▶ _Aim of the exercise_
Reproduce every line of the data below verbatim.

Dataset records
- - -
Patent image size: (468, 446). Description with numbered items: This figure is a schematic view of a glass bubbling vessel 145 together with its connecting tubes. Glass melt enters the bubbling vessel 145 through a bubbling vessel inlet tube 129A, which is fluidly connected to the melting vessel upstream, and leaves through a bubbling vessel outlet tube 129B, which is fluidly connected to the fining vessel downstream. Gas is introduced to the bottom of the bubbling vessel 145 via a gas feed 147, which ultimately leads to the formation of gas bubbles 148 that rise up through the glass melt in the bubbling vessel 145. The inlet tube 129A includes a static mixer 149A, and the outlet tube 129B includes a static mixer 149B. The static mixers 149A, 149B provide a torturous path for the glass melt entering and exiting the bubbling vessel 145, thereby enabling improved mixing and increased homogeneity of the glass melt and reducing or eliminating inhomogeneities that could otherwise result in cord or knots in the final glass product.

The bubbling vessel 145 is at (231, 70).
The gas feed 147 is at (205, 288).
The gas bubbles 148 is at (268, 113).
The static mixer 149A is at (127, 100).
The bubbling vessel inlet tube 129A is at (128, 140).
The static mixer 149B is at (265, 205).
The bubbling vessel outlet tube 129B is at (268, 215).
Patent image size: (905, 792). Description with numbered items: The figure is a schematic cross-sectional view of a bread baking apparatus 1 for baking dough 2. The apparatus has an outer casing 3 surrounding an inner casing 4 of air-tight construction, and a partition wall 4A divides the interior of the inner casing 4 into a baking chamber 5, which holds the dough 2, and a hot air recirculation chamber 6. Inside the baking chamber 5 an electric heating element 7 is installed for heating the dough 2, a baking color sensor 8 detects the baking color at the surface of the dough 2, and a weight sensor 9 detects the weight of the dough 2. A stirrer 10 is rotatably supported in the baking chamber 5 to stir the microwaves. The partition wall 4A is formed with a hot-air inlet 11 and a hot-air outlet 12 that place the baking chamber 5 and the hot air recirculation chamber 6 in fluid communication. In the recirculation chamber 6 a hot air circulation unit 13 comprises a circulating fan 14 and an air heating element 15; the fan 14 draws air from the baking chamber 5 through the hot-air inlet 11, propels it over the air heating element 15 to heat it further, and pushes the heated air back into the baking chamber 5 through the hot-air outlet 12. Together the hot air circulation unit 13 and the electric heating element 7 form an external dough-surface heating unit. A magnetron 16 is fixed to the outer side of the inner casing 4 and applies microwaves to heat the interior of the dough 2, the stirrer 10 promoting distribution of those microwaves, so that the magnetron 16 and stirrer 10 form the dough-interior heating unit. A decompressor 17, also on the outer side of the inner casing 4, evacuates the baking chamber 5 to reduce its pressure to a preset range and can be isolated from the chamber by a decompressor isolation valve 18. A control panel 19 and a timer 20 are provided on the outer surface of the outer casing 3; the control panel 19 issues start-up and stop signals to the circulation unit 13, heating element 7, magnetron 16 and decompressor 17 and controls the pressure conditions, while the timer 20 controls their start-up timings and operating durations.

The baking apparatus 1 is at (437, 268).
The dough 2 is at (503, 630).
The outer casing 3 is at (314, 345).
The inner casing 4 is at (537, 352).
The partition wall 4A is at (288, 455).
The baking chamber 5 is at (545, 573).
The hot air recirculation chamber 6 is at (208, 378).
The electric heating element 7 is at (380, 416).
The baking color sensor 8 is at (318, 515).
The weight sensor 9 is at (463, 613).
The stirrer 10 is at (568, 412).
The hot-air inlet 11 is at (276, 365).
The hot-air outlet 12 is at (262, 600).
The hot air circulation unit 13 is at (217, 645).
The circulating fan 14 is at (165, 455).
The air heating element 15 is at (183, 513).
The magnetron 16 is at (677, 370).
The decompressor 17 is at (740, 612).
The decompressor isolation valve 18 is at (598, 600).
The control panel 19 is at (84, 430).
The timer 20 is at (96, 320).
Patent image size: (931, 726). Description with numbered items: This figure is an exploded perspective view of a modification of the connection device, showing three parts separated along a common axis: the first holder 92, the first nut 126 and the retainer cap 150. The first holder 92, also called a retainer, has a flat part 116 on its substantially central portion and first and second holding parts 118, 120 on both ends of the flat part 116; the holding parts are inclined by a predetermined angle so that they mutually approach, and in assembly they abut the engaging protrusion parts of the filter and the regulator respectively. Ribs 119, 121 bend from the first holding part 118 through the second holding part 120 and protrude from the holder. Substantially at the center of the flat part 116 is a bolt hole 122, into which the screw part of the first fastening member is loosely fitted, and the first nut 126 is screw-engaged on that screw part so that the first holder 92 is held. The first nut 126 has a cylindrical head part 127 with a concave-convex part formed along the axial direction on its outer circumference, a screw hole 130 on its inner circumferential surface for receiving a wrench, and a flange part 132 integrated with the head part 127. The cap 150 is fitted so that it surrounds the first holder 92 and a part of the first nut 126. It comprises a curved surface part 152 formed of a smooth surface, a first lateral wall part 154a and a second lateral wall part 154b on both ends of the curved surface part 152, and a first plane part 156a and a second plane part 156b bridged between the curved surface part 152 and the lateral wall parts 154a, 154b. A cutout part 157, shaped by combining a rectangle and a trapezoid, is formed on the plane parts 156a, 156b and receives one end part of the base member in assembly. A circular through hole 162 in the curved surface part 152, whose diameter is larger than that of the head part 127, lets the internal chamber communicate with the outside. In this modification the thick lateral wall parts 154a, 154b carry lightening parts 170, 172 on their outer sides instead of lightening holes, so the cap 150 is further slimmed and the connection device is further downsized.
- - -
▶ _Expected answer_
Patent image size: (468, 446). Description with numbered items: This figure is a schematic view of a glass bubbling vessel 145 together with its connecting tubes. Glass melt enters the bubbling vessel 145 through a bubbling vessel inlet tube 129A, which is fluidly connected to the melting vessel upstream, and leaves through a bubbling vessel outlet tube 129B, which is fluidly connected to the fining vessel downstream. Gas is introduced to the bottom of the bubbling vessel 145 via a gas feed 147, which ultimately leads to the formation of gas bubbles 148 that rise up through the glass melt in the bubbling vessel 145. The inlet tube 129A includes a static mixer 149A, and the outlet tube 129B includes a static mixer 149B. The static mixers 149A, 149B provide a torturous path for the glass melt entering and exiting the bubbling vessel 145, thereby enabling improved mixing and increased homogeneity of the glass melt and reducing or eliminating inhomogeneities that could otherwise result in cord or knots in the final glass product.

The bubbling vessel 145 is at (231, 70).
The gas feed 147 is at (205, 288).
The gas bubbles 148 is at (268, 113).
The static mixer 149A is at (127, 100).
The bubbling vessel inlet tube 129A is at (128, 140).
The static mixer 149B is at (265, 205).
The bubbling vessel outlet tube 129B is at (268, 215).
Patent image size: (905, 792). Description with numbered items: The figure is a schematic cross-sectional view of a bread baking apparatus 1 for baking dough 2. The apparatus has an outer casing 3 surrounding an inner casing 4 of air-tight construction, and a partition wall 4A divides the interior of the inner casing 4 into a baking chamber 5, which holds the dough 2, and a hot air recirculation chamber 6. Inside the baking chamber 5 an electric heating element 7 is installed for heating the dough 2, a baking color sensor 8 detects the baking color at the surface of the dough 2, and a weight sensor 9 detects the weight of the dough 2. A stirrer 10 is rotatably supported in the baking chamber 5 to stir the microwaves. The partition wall 4A is formed with a hot-air inlet 11 and a hot-air outlet 12 that place the baking chamber 5 and the hot air recirculation chamber 6 in fluid communication. In the recirculation chamber 6 a hot air circulation unit 13 comprises a circulating fan 14 and an air heating element 15; the fan 14 draws air from the baking chamber 5 through the hot-air inlet 11, propels it over the air heating element 15 to heat it further, and pushes the heated air back into the baking chamber 5 through the hot-air outlet 12. Together the hot air circulation unit 13 and the electric heating element 7 form an external dough-surface heating unit. A magnetron 16 is fixed to the outer side of the inner casing 4 and applies microwaves to heat the interior of the dough 2, the stirrer 10 promoting distribution of those microwaves, so that the magnetron 16 and stirrer 10 form the dough-interior heating unit. A decompressor 17, also on the outer side of the inner casing 4, evacuates the baking chamber 5 to reduce its pressure to a preset range and can be isolated from the chamber by a decompressor isolation valve 18. A control panel 19 and a timer 20 are provided on the outer surface of the outer casing 3; the control panel 19 issues start-up and stop signals to the circulation unit 13, heating element 7, magnetron 16 and decompressor 17 and controls the pressure conditions, while the timer 20 controls their start-up timings and operating durations.

The baking apparatus 1 is at (437, 268).
The dough 2 is at (503, 630).
The outer casing 3 is at (314, 345).
The inner casing 4 is at (537, 352).
The partition wall 4A is at (288, 455).
The baking chamber 5 is at (545, 573).
The hot air recirculation chamber 6 is at (208, 378).
The electric heating element 7 is at (380, 416).
The baking color sensor 8 is at (318, 515).
The weight sensor 9 is at (463, 613).
The stirrer 10 is at (568, 412).
The hot-air inlet 11 is at (276, 365).
The hot-air outlet 12 is at (262, 600).
The hot air circulation unit 13 is at (217, 645).
The circulating fan 14 is at (165, 455).
The air heating element 15 is at (183, 513).
The magnetron 16 is at (677, 370).
The decompressor 17 is at (740, 612).
The decompressor isolation valve 18 is at (598, 600).
The control panel 19 is at (84, 430).
The timer 20 is at (96, 320).
Patent image size: (931, 726). Description with numbered items: This figure is an exploded perspective view of a modification of the connection device, showing three parts separated along a common axis: the first holder 92, the first nut 126 and the retainer cap 150. The first holder 92, also called a retainer, has a flat part 116 on its substantially central portion and first and second holding parts 118, 120 on both ends of the flat part 116; the holding parts are inclined by a predetermined angle so that they mutually approach, and in assembly they abut the engaging protrusion parts of the filter and the regulator respectively. Ribs 119, 121 bend from the first holding part 118 through the second holding part 120 and protrude from the holder. Substantially at the center of the flat part 116 is a bolt hole 122, into which the screw part of the first fastening member is loosely fitted, and the first nut 126 is screw-engaged on that screw part so that the first holder 92 is held. The first nut 126 has a cylindrical head part 127 with a concave-convex part formed along the axial direction on its outer circumference, a screw hole 130 on its inner circumferential surface for receiving a wrench, and a flange part 132 integrated with the head part 127. The cap 150 is fitted so that it surrounds the first holder 92 and a part of the first nut 126. It comprises a curved surface part 152 formed of a smooth surface, a first lateral wall part 154a and a second lateral wall part 154b on both ends of the curved surface part 152, and a first plane part 156a and a second plane part 156b bridged between the curved surface part 152 and the lateral wall parts 154a, 154b. A cutout part 157, shaped by combining a rectangle and a trapezoid, is formed on the plane parts 156a, 156b and receives one end part of the base member in assembly. A circular through hole 162 in the curved surface part 152, whose diameter is larger than that of the head part 127, lets the internal chamber communicate with the outside. In this modification the thick lateral wall parts 154a, 154b carry lightening parts 170, 172 on their outer sides instead of lightening holes, so the cap 150 is further slimmed and the connection device is further downsized.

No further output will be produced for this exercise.